### YOUR INSTRUCTIONS
Report the number of lines containing "выслушивается", with no other words.

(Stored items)
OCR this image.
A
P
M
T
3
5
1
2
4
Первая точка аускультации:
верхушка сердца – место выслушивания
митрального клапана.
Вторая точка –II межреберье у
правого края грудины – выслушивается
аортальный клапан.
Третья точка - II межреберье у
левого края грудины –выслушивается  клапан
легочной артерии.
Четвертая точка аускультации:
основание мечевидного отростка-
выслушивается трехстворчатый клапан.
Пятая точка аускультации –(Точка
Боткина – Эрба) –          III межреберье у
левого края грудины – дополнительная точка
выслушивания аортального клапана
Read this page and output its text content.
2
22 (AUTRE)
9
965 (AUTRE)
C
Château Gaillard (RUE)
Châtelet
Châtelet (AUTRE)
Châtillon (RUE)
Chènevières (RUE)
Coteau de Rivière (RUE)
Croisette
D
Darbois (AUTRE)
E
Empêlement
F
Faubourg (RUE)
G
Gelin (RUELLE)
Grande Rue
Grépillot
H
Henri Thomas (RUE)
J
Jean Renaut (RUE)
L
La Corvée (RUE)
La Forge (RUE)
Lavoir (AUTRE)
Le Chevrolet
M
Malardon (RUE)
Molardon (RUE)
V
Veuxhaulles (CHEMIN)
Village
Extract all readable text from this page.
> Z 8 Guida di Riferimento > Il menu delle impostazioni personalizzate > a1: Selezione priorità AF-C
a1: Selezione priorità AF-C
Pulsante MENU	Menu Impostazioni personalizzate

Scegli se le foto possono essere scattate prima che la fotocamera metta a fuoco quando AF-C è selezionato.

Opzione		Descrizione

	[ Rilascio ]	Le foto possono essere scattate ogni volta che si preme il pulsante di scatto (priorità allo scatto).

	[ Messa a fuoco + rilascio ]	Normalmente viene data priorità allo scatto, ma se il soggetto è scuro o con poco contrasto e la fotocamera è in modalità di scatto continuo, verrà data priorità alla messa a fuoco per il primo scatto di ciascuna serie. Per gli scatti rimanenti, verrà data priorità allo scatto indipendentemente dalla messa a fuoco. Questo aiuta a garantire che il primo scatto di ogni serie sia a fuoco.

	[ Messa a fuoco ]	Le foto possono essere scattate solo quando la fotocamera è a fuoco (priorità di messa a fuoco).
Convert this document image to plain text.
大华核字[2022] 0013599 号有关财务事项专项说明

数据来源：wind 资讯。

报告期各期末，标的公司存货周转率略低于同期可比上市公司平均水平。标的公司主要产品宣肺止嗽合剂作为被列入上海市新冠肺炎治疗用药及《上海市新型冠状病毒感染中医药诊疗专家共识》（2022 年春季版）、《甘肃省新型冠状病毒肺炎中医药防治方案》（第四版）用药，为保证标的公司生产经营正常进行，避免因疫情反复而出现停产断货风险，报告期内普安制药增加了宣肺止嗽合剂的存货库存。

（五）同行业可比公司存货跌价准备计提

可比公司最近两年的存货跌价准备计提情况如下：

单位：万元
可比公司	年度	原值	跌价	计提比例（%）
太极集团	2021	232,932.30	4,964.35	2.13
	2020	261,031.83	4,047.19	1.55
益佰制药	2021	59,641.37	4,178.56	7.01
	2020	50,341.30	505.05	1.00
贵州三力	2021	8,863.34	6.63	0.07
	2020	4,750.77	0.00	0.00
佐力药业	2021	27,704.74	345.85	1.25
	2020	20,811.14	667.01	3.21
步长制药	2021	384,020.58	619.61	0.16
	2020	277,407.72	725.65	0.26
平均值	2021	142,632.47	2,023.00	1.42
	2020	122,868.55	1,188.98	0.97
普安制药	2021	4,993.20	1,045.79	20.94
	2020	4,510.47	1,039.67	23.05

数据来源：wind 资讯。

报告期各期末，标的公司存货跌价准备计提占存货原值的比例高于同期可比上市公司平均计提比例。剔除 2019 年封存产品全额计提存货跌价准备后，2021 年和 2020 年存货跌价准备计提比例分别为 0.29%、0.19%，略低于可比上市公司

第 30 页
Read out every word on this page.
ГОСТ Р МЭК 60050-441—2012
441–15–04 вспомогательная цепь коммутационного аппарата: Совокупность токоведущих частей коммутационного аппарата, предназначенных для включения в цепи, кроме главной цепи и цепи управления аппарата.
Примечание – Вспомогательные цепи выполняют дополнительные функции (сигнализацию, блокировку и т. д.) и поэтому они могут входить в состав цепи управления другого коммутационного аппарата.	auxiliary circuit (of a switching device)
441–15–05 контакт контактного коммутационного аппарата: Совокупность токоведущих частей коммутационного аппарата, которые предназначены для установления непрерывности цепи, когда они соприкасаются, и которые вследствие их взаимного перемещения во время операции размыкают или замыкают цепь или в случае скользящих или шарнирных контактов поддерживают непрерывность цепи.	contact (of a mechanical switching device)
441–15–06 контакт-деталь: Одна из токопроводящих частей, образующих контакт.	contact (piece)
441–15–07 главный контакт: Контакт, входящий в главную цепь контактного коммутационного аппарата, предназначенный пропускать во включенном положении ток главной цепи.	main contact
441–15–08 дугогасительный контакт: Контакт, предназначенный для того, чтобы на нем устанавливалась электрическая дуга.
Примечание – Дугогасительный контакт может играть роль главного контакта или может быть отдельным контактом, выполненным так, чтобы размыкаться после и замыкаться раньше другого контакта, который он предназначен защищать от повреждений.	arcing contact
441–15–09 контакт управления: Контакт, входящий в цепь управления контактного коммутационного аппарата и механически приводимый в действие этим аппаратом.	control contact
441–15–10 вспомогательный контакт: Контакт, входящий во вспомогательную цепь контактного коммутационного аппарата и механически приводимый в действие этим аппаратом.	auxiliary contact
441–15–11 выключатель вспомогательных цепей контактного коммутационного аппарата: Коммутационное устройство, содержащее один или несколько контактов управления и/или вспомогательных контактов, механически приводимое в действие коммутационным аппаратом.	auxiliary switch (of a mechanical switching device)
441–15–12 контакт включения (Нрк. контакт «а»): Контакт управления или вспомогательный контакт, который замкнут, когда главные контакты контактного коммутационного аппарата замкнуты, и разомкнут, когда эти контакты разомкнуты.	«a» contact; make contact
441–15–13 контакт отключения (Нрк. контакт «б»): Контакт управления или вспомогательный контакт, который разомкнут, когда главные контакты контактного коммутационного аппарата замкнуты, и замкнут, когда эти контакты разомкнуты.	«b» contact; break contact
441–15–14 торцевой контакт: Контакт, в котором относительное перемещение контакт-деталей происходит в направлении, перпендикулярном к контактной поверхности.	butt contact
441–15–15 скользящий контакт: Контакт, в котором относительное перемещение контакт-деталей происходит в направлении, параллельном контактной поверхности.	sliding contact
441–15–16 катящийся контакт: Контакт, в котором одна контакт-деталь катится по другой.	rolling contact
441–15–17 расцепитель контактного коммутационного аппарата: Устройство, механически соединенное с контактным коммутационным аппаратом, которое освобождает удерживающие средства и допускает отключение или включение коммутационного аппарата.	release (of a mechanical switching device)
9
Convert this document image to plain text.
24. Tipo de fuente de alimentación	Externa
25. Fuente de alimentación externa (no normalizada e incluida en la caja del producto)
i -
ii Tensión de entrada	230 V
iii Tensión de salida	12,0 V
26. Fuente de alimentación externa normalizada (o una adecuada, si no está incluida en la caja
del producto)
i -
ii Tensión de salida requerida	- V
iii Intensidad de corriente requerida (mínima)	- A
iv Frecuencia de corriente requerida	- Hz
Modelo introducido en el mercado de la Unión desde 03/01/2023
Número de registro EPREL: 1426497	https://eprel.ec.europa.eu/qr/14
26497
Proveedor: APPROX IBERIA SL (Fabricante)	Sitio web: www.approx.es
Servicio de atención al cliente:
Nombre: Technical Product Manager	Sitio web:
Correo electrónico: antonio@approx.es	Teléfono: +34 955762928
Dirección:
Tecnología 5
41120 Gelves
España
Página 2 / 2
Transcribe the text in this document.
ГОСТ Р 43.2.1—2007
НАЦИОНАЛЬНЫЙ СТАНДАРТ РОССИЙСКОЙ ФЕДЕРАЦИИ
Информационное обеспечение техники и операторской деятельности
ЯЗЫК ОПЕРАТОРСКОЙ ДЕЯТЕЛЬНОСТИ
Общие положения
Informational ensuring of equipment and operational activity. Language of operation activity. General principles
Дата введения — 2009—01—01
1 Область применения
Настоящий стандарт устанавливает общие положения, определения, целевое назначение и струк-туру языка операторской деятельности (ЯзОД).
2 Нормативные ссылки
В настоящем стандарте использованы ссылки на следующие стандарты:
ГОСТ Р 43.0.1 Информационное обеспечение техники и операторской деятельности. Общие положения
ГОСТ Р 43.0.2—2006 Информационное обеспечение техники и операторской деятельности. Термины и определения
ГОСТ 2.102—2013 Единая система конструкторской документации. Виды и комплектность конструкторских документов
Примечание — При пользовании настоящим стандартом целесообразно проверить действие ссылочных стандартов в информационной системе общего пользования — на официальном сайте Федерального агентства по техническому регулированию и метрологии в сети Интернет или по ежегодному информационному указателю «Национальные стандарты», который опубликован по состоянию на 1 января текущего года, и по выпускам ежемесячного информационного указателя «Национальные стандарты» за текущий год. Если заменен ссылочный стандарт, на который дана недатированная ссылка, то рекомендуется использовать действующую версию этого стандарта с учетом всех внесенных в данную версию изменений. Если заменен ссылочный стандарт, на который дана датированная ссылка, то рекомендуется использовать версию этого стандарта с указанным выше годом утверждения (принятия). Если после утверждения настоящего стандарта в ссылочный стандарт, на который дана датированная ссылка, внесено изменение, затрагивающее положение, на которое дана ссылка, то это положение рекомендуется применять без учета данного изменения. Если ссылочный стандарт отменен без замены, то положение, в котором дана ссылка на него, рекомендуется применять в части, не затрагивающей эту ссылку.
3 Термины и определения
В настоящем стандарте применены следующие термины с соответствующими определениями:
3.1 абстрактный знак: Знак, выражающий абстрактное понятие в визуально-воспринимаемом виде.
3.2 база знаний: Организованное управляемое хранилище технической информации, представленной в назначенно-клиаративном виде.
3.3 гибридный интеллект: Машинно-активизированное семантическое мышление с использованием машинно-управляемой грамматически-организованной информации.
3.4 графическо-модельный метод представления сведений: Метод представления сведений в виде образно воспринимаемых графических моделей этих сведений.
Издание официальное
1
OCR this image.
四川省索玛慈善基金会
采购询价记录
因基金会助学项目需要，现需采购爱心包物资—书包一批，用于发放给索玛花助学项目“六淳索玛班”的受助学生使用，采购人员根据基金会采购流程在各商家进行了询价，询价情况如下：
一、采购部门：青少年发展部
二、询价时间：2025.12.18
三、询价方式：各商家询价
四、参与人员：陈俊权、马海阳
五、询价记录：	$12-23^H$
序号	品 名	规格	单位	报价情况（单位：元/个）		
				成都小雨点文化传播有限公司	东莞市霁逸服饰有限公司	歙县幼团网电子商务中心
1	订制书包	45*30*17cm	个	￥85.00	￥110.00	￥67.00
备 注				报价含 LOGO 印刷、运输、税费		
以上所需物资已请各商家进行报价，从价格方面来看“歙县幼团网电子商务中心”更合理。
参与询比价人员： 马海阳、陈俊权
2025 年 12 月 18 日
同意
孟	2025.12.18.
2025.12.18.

### SOLUTION TO THE EXERCISE
3